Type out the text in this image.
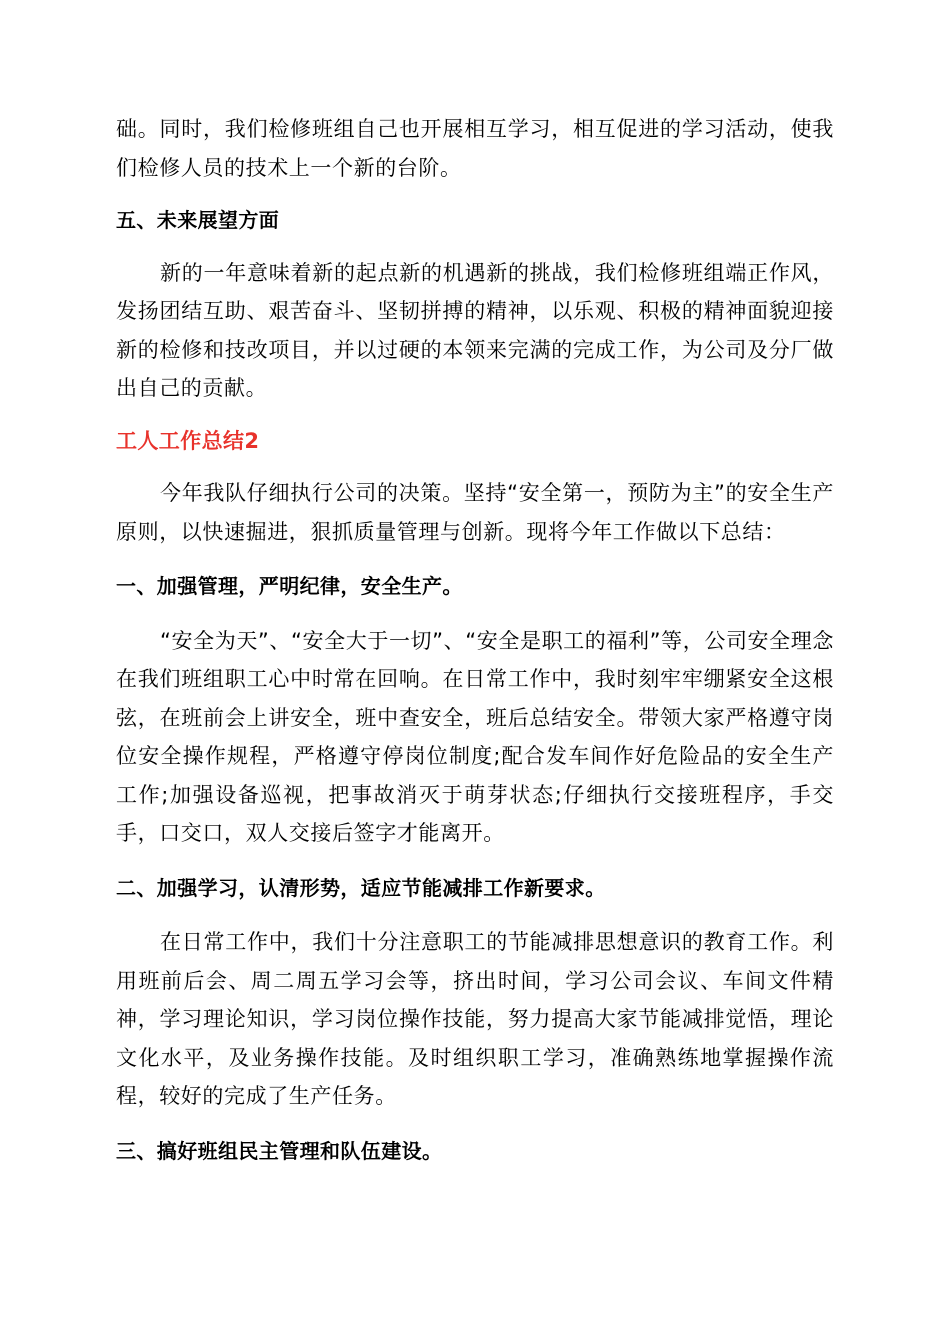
础。同时，我们检修班组自己也开展相互学习，相互促进的学习活动，使我们检修人员的技术上一个新的台阶。

五、未来展望方面

新的一年意味着新的起点新的机遇新的挑战，我们检修班组端正作风，发扬团结互助、艰苦奋斗、坚韧拼搏的精神，以乐观、积极的精神面貌迎接新的检修和技改项目，并以过硬的本领来完满的完成工作，为公司及分厂做出自己的贡献。

工人工作总结2

今年我队仔细执行公司的决策。坚持“安全第一，预防为主”的安全生产原则，以快速掘进，狠抓质量管理与创新。现将今年工作做以下总结：

一、加强管理，严明纪律，安全生产。

“安全为天”、“安全大于一切”、“安全是职工的福利”等，公司安全理念在我们班组职工心中时常在回响。在日常工作中，我时刻牢牢绷紧安全这根弦，在班前会上讲安全，班中查安全，班后总结安全。带领大家严格遵守岗位安全操作规程，严格遵守停岗位制度;配合发车间作好危险品的安全生产工作;加强设备巡视，把事故消灭于萌芽状态;仔细执行交接班程序，手交手，口交口，双人交接后签字才能离开。

二、加强学习，认清形势，适应节能减排工作新要求。

在日常工作中，我们十分注意职工的节能减排思想意识的教育工作。利用班前后会、周二周五学习会等，挤出时间，学习公司会议、车间文件精神，学习理论知识，学习岗位操作技能，努力提高大家节能减排觉悟，理论文化水平，及业务操作技能。及时组织职工学习，准确熟练地掌握操作流程，较好的完成了生产任务。

三、搞好班组民主管理和队伍建设。
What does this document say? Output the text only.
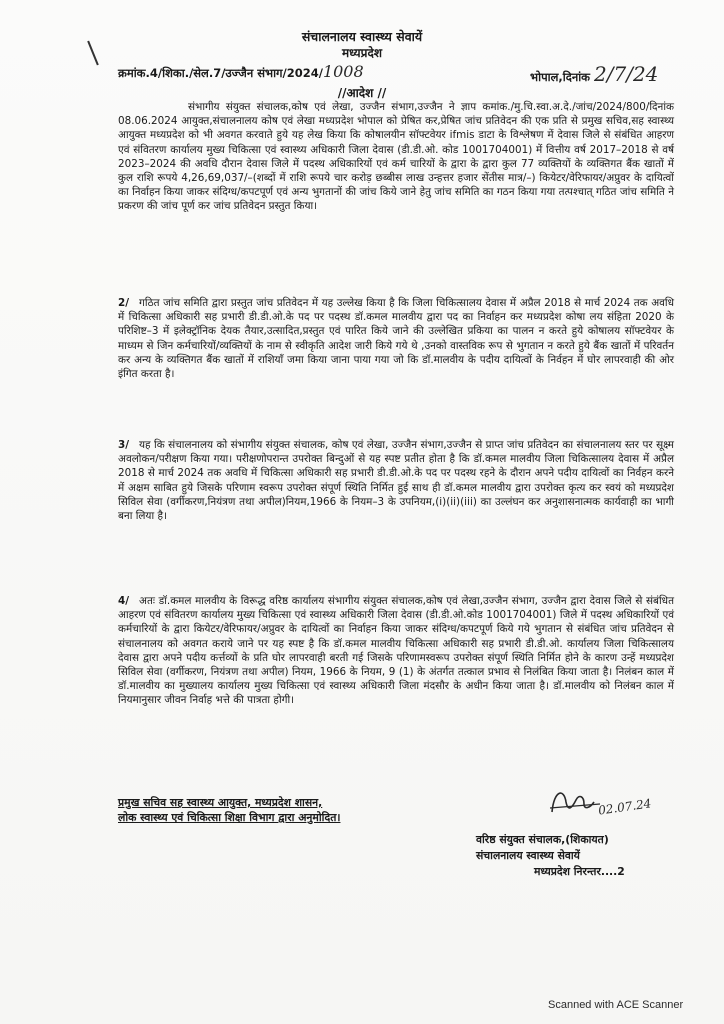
संचालनालय स्वास्थ्य सेवायें
मध्यप्रदेश
क्रमांक.4/शिका./सेल.7/उज्जैन संभाग/2024/1008	भोपाल,दिनांक 2/7/24
//आदेश //

संभागीय संयुक्त संचालक,कोष एवं लेखा, उज्जैन संभाग,उज्जैन ने ज्ञाप कमांक./मु.चि.स्वा.अ.दे./जांच/2024/800/दिनांक 08.06.2024 आयुक्त,संचालनालय कोष एवं लेखा मध्यप्रदेश भोपाल को प्रेषित कर,प्रेषित जांच प्रतिवेदन की एक प्रति से प्रमुख सचिव,सह स्वास्थ्य आयुक्त मध्यप्रदेश को भी अवगत करवाते हुये यह लेख किया कि कोषालयीन सॉफ्टवेयर ifmis डाटा के विश्लेषण में देवास जिले से संबंधित आहरण एवं संवितरण कार्यालय मुख्य चिकित्सा एवं स्वास्थ्य अधिकारी जिला देवास (डी.डी.ओ. कोड 1001704001) में वित्तीय वर्ष 2017–2018 से वर्ष 2023–2024 की अवधि दौरान देवास जिले में पदस्थ अधिकारियों एवं कर्म चारियों के द्वारा के द्वारा कुल 77 व्यक्तियों के व्यक्तिगत बैंक खातों में कुल राशि रूपये 4,26,69,037/–(शब्दों में राशि रूपये चार करोड़ छब्बीस लाख उन्हत्तर हजार सेंतीस मात्र/–) कियेटर/वेरिफायर/अप्रुवर के दायित्वों का निर्वाहन किया जाकर संदिग्ध/कपटपूर्ण एवं अन्य भुगतानों की जांच किये जाने हेतु जांच समिति का गठन किया गया तत्पश्चात् गठित जांच समिति ने प्रकरण की जांच पूर्ण कर जांच प्रतिवेदन प्रस्तुत किया।

2/ गठित जांच समिति द्वारा प्रस्तुत जांच प्रतिवेदन में यह उल्लेख किया है कि जिला चिकित्सालय देवास में अप्रैल 2018 से मार्च 2024 तक अवधि में चिकित्सा अधिकारी सह प्रभारी डी.डी.ओ.के पद पर पदस्थ डॉ.कमल मालवीय द्वारा पद का निर्वाहन कर मध्यप्रदेश कोषा लय संहिता 2020 के परिशिष्ट–3 में इलेक्ट्रॉनिक देयक तैयार,उत्सादित,प्रस्तुत एवं पारित किये जाने की उल्लेखित प्रकिया का पालन न करते हुये कोषालय सॉफ्टवेयर के माध्यम से जिन कर्मचारियों/व्यक्तियों के नाम से स्वीकृति आदेश जारी किये गये थे ,उनको वास्तविक रूप से भुगतान न करते हुये बैंक खातों में परिवर्तन कर अन्य के व्यक्तिगत बैंक खातों में राशियाँ जमा किया जाना पाया गया जो कि डॉ.मालवीय के पदीय दायित्वों के निर्वहन में घोर लापरवाही की ओर इंगित करता है।

3/ यह कि संचालनालय को संभागीय संयुक्त संचालक, कोष एवं लेखा, उज्जैन संभाग,उज्जैन से प्राप्त जांच प्रतिवेदन का संचालनालय स्तर पर सूक्ष्म अवलोकन/परीक्षण किया गया। परीक्षणोपरान्त उपरोक्त बिन्दुओं से यह स्पष्ट प्रतीत होता है कि डॉ.कमल मालवीय जिला चिकित्सालय देवास में अप्रैल 2018 से मार्च 2024 तक अवधि में चिकित्सा अधिकारी सह प्रभारी डी.डी.ओ.के पद पर पदस्थ रहने के दौरान अपने पदीय दायित्वों का निर्वहन करने में अक्षम साबित हुये जिसके परिणाम स्वरूप उपरोक्त संपूर्ण स्थिति निर्मित हुई साथ ही डॉ.कमल मालवीय द्वारा उपरोक्त कृत्य कर स्वयं को मध्यप्रदेश सिविल सेवा (वर्गीकरण,नियंत्रण तथा अपील)नियम,1966 के नियम–3 के उपनियम,(i)(ii)(iii) का उल्लंघन कर अनुशासनात्मक कार्यवाही का भागी बना लिया है।

4/ अतः डॉ.कमल मालवीय के विरूद्ध वरिष्ठ कार्यालय संभागीय संयुक्त संचालक,कोष एवं लेखा,उज्जैन संभाग, उज्जैन द्वारा देवास जिले से संबंधित आहरण एवं संवितरण कार्यालय मुख्य चिकित्सा एवं स्वास्थ्य अधिकारी जिला देवास (डी.डी.ओ.कोड 1001704001) जिले में पदस्थ अधिकारियों एवं कर्मचारियों के द्वारा कियेटर/वेरिफायर/अप्रुवर के दायित्वों का निर्वाहन किया जाकर संदिग्ध/कपटपूर्ण किये गये भुगतान से संबंधित जांच प्रतिवेदन से संचालनालय को अवगत कराये जाने पर यह स्पष्ट है कि डॉ.कमल मालवीय चिकित्सा अधिकारी सह प्रभारी डी.डी.ओ. कार्यालय जिला चिकित्सालय देवास द्वारा अपने पदीय कर्त्तव्यों के प्रति घोर लापरवाही बरती गई जिसके परिणामस्वरूप उपरोक्त संपूर्ण स्थिति निर्मित होने के कारण उन्हें मध्यप्रदेश सिविल सेवा (वर्गीकरण, नियंत्रण तथा अपील) नियम, 1966 के नियम, 9 (1) के अंतर्गत तत्काल प्रभाव से निलंबित किया जाता है। निलंबन काल में डॉ.मालवीय का मुख्यालय कार्यालय मुख्य चिकित्सा एवं स्वास्थ्य अधिकारी जिला मंदसौर के अधीन किया जाता है। डॉ.मालवीय को निलंबन काल में नियमानुसार जीवन निर्वाह भत्ते की पात्रता होगी।

प्रमुख सचिव सह स्वास्थ्य आयुक्त, मध्यप्रदेश शासन,
लोक स्वास्थ्य एवं चिकित्सा शिक्षा विभाग द्वारा अनुमोदित।	02.07.24
वरिष्ठ संयुक्त संचालक,(शिकायत)
संचालनालय स्वास्थ्य सेवायें
मध्यप्रदेश निरन्तर....2
Scanned with ACE Scanner
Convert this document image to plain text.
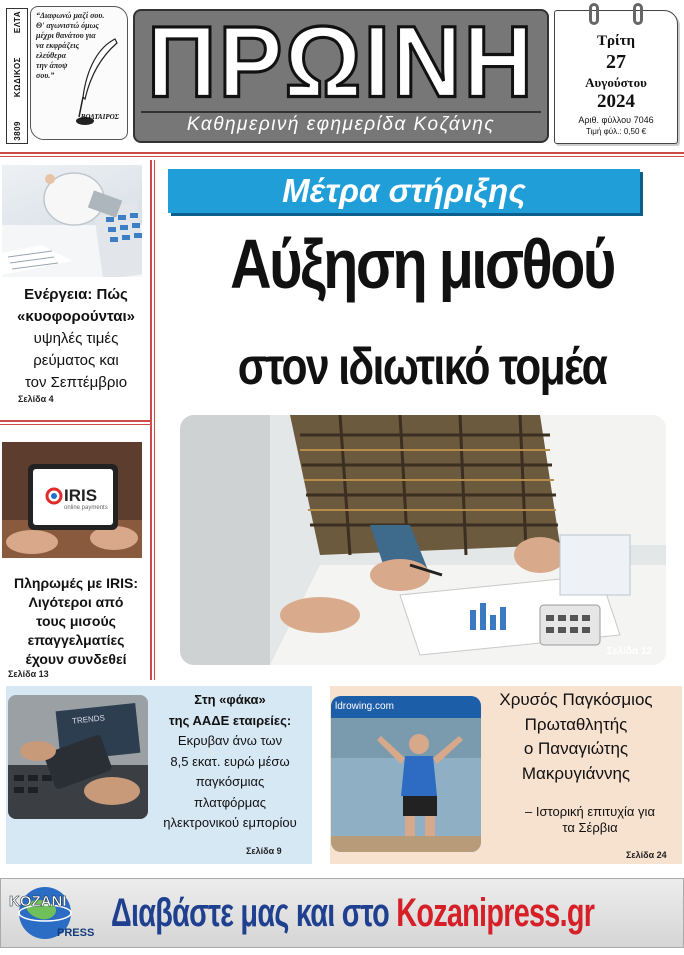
ΕΛΤΑ
ΚΩΔΙΚΟΣ
3809
“Διαφωνώ μαζί σου.
Θ' αγωνιστώ όμως
μέχρι θανάτου για
να εκφράζεις
ελεύθερα
την άποψ
σου.”
ΒΟΛΤΑΙΡΟΣ ΠΡΩΙΝΗ
Καθημερινή εφημερίδα Κοζάνης
Τρίτη
27
Αυγούστου
2024
Αριθ. φύλλου 7046
Τιμή φύλ.: 0,50 €
Ενέργεια: Πώς
«κυοφορούνται»
υψηλές τιμές
ρεύματος και
τον Σεπτέμβριο
Σελίδα 4
IRIS
online payments
Πληρωμές με IRIS:
Λιγότεροι από
τους μισούς
επαγγελματίες
έχουν συνδεθεί
Σελίδα 13
Μέτρα στήριξης
Αύξηση μισθού
στον ιδιωτικό τομέα
Σελίδα 12
TRENDS
Στη «φάκα»
της ΑΑΔΕ εταιρείες:
Εκρυβαν άνω των
8,5 εκατ. ευρώ μέσω
παγκόσμιας
πλατφόρμας
ηλεκτρονικού εμπορίου
Σελίδα 9
ldrowing.com	Χρυσός Παγκόσμιος
Πρωταθλητής
ο Παναγιώτης
Μακρυγιάννης
– Ιστορική επιτυχία για
τα Σέρβια
Σελίδα 24
KOZANI
PRESS Διαβάστε μας και στο Kozanipress.gr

※ ※ ※

Task goal:
Count how many lines contain "document" and give only that count.

Response to this task:
2